What you need to do: Pick out and copy every line below that has the word "this".
__________
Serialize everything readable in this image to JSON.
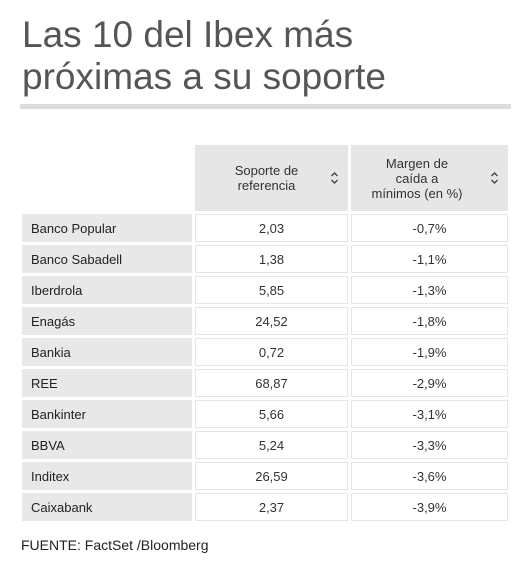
{
  "title": "Las 10 del Ibex más próximas a su soporte",
  "table": {
    "headers": [
      {
        "label": "Soporte de referencia",
        "sort_icon": "sort-up-down-icon"
      },
      {
        "label": "Margen de caída a mínimos (en %)",
        "sort_icon": "sort-up-down-icon"
      }
    ],
    "rows": [
      {
        "name": "Banco Popular",
        "support": "2,03",
        "margin": "-0,7%"
      },
      {
        "name": "Banco Sabadell",
        "support": "1,38",
        "margin": "-1,1%"
      },
      {
        "name": "Iberdrola",
        "support": "5,85",
        "margin": "-1,3%"
      },
      {
        "name": "Enagás",
        "support": "24,52",
        "margin": "-1,8%"
      },
      {
        "name": "Bankia",
        "support": "0,72",
        "margin": "-1,9%"
      },
      {
        "name": "REE",
        "support": "68,87",
        "margin": "-2,9%"
      },
      {
        "name": "Bankinter",
        "support": "5,66",
        "margin": "-3,1%"
      },
      {
        "name": "BBVA",
        "support": "5,24",
        "margin": "-3,3%"
      },
      {
        "name": "Inditex",
        "support": "26,59",
        "margin": "-3,6%"
      },
      {
        "name": "Caixabank",
        "support": "2,37",
        "margin": "-3,9%"
      }
    ]
  },
  "source": "FUENTE: FactSet /Bloomberg",
  "colors": {
    "title": "#555555",
    "header_bg": "#e6e6e6",
    "name_bg": "#e8e8e8",
    "rule": "#dcdcdc"
  }
}
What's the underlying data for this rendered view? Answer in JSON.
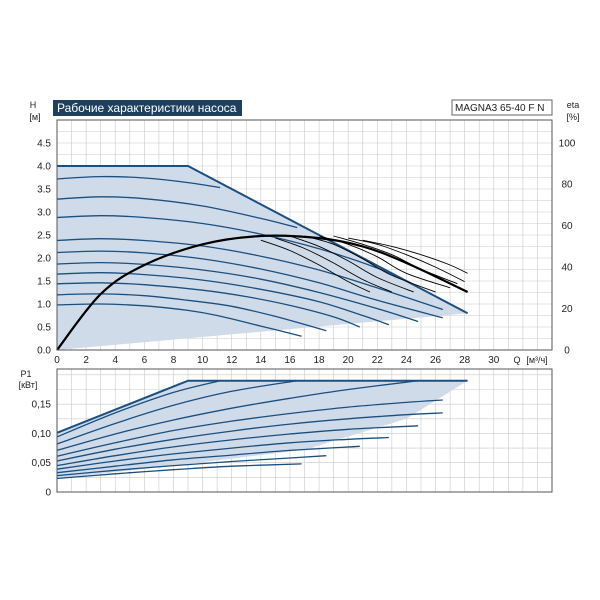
{
  "chart_data": [
    {
      "type": "line",
      "title": "Рабочие характеристики насоса",
      "model": "MAGNA3 65-40 F N",
      "ylabel": "H",
      "yunit": "[м]",
      "y2label": "eta",
      "y2unit": "[%]",
      "xlabel": "Q",
      "xunit": "[м³/ч]",
      "xlim": [
        0,
        34
      ],
      "ylim": [
        0,
        5
      ],
      "y2lim": [
        0,
        111
      ],
      "grid": true,
      "colors": {
        "curve": "#1a4f80",
        "fill": "#cfdbe9",
        "efficiency": "#000000",
        "title_bg": "#1f3f5e",
        "grid": "#c9c9c9"
      },
      "x_ticks": [
        "0",
        "2",
        "4",
        "6",
        "8",
        "10",
        "12",
        "14",
        "16",
        "18",
        "20",
        "22",
        "24",
        "26",
        "28",
        "30"
      ],
      "y_ticks": [
        "0.0",
        "0.5",
        "1.0",
        "1.5",
        "2.0",
        "2.5",
        "3.0",
        "3.5",
        "4.0",
        "4.5"
      ],
      "y2_ticks": [
        "0",
        "20",
        "40",
        "60",
        "80",
        "100"
      ],
      "envelope": {
        "x": [
          0,
          9,
          28.2,
          0
        ],
        "y": [
          4.0,
          4.0,
          0.8,
          0
        ]
      },
      "series": [
        {
          "x": [
            0,
            3,
            6,
            9,
            11,
            14,
            16.8
          ],
          "y": [
            0.98,
            1.0,
            0.96,
            0.86,
            0.75,
            0.52,
            0.3
          ]
        },
        {
          "x": [
            0,
            3,
            6,
            9,
            12,
            15,
            18.5
          ],
          "y": [
            1.2,
            1.22,
            1.18,
            1.08,
            0.95,
            0.73,
            0.42
          ]
        },
        {
          "x": [
            0,
            3,
            6,
            10,
            13,
            16,
            19,
            20.8
          ],
          "y": [
            1.44,
            1.46,
            1.42,
            1.3,
            1.16,
            0.97,
            0.72,
            0.5
          ]
        },
        {
          "x": [
            0,
            3,
            6,
            10,
            14,
            18,
            21,
            22.8
          ],
          "y": [
            1.65,
            1.68,
            1.64,
            1.52,
            1.32,
            1.05,
            0.75,
            0.55
          ]
        },
        {
          "x": [
            0,
            3,
            6,
            10,
            14,
            18,
            22,
            24.8
          ],
          "y": [
            1.87,
            1.9,
            1.86,
            1.74,
            1.54,
            1.25,
            0.9,
            0.62
          ]
        },
        {
          "x": [
            0,
            3,
            6,
            10,
            14,
            18,
            22,
            26.5
          ],
          "y": [
            2.12,
            2.15,
            2.11,
            1.98,
            1.76,
            1.46,
            1.08,
            0.7
          ]
        },
        {
          "x": [
            0,
            3,
            6,
            10,
            14,
            18,
            22,
            26.5
          ],
          "y": [
            2.38,
            2.42,
            2.38,
            2.26,
            2.04,
            1.74,
            1.35,
            0.88
          ]
        },
        {
          "x": [
            0,
            3,
            6,
            10,
            14,
            18,
            22,
            24.8
          ],
          "y": [
            2.88,
            2.92,
            2.88,
            2.75,
            2.52,
            2.2,
            1.78,
            1.38
          ]
        },
        {
          "x": [
            0,
            3,
            6,
            10,
            14,
            16.5
          ],
          "y": [
            3.28,
            3.33,
            3.29,
            3.13,
            2.86,
            2.66
          ]
        },
        {
          "x": [
            0,
            3,
            6,
            9,
            11.2
          ],
          "y": [
            3.72,
            3.77,
            3.74,
            3.64,
            3.53
          ]
        }
      ],
      "efficiency": [
        {
          "x": [
            0,
            3,
            6,
            10,
            14,
            18,
            21,
            24,
            28.2
          ],
          "y": [
            0,
            27,
            41,
            51,
            55,
            54,
            50,
            42,
            28
          ]
        },
        {
          "x": [
            14,
            16,
            18,
            20,
            21.5
          ],
          "y": [
            53,
            48,
            41,
            33,
            28
          ]
        },
        {
          "x": [
            15,
            17,
            19,
            21,
            23
          ],
          "y": [
            54,
            49,
            42,
            34,
            28
          ]
        },
        {
          "x": [
            16,
            18,
            20,
            22,
            24.5
          ],
          "y": [
            55,
            50,
            43,
            35,
            28
          ]
        },
        {
          "x": [
            17,
            19,
            21,
            23,
            26
          ],
          "y": [
            55,
            51,
            44,
            36,
            28
          ]
        },
        {
          "x": [
            18,
            20,
            22,
            24,
            27
          ],
          "y": [
            55,
            51,
            45,
            37,
            30
          ]
        },
        {
          "x": [
            19,
            21,
            23,
            25,
            27.5
          ],
          "y": [
            55,
            51,
            46,
            39,
            32
          ]
        },
        {
          "x": [
            20,
            22,
            24,
            26,
            28
          ],
          "y": [
            54,
            51,
            46,
            40,
            33
          ]
        },
        {
          "x": [
            21,
            23,
            25,
            27,
            28.2
          ],
          "y": [
            53,
            50,
            46,
            41,
            37
          ]
        }
      ]
    },
    {
      "type": "line",
      "ylabel": "P1",
      "yunit": "[кВт]",
      "xlim": [
        0,
        34
      ],
      "ylim": [
        0,
        0.21
      ],
      "grid": true,
      "y_ticks": [
        "0",
        "0,05",
        "0,10",
        "0,15"
      ],
      "envelope": {
        "x": [
          0,
          9,
          28.2,
          24,
          17,
          8,
          0
        ],
        "y": [
          0.101,
          0.19,
          0.19,
          0.125,
          0.072,
          0.045,
          0.023
        ]
      },
      "series": [
        {
          "x": [
            0,
            4,
            8,
            12,
            16.8
          ],
          "y": [
            0.023,
            0.031,
            0.038,
            0.044,
            0.048
          ]
        },
        {
          "x": [
            0,
            4,
            8,
            12,
            16,
            18.5
          ],
          "y": [
            0.028,
            0.037,
            0.045,
            0.052,
            0.058,
            0.062
          ]
        },
        {
          "x": [
            0,
            4,
            8,
            12,
            16,
            20.8
          ],
          "y": [
            0.033,
            0.044,
            0.055,
            0.063,
            0.071,
            0.078
          ]
        },
        {
          "x": [
            0,
            4,
            8,
            12,
            16,
            20,
            22.8
          ],
          "y": [
            0.039,
            0.053,
            0.065,
            0.075,
            0.084,
            0.09,
            0.093
          ]
        },
        {
          "x": [
            0,
            4,
            8,
            12,
            16,
            20,
            24.8
          ],
          "y": [
            0.045,
            0.062,
            0.077,
            0.089,
            0.099,
            0.107,
            0.113
          ]
        },
        {
          "x": [
            0,
            4,
            8,
            12,
            16,
            20,
            24,
            26.5
          ],
          "y": [
            0.053,
            0.073,
            0.09,
            0.104,
            0.116,
            0.125,
            0.132,
            0.135
          ]
        },
        {
          "x": [
            0,
            4,
            8,
            12,
            16,
            20,
            24,
            26.5
          ],
          "y": [
            0.061,
            0.084,
            0.105,
            0.121,
            0.134,
            0.145,
            0.153,
            0.157
          ]
        },
        {
          "x": [
            0,
            4,
            8,
            12,
            16,
            20,
            24.8
          ],
          "y": [
            0.071,
            0.099,
            0.123,
            0.143,
            0.16,
            0.175,
            0.19
          ]
        },
        {
          "x": [
            0,
            4,
            8,
            12,
            16.5
          ],
          "y": [
            0.082,
            0.117,
            0.148,
            0.172,
            0.19
          ]
        },
        {
          "x": [
            0,
            4,
            8,
            11.2
          ],
          "y": [
            0.094,
            0.135,
            0.17,
            0.19
          ]
        }
      ]
    }
  ]
}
__________
Task result:
Serialize everything readable in this image to JSON.
What's the underlying data for this rendered view? Answer in JSON.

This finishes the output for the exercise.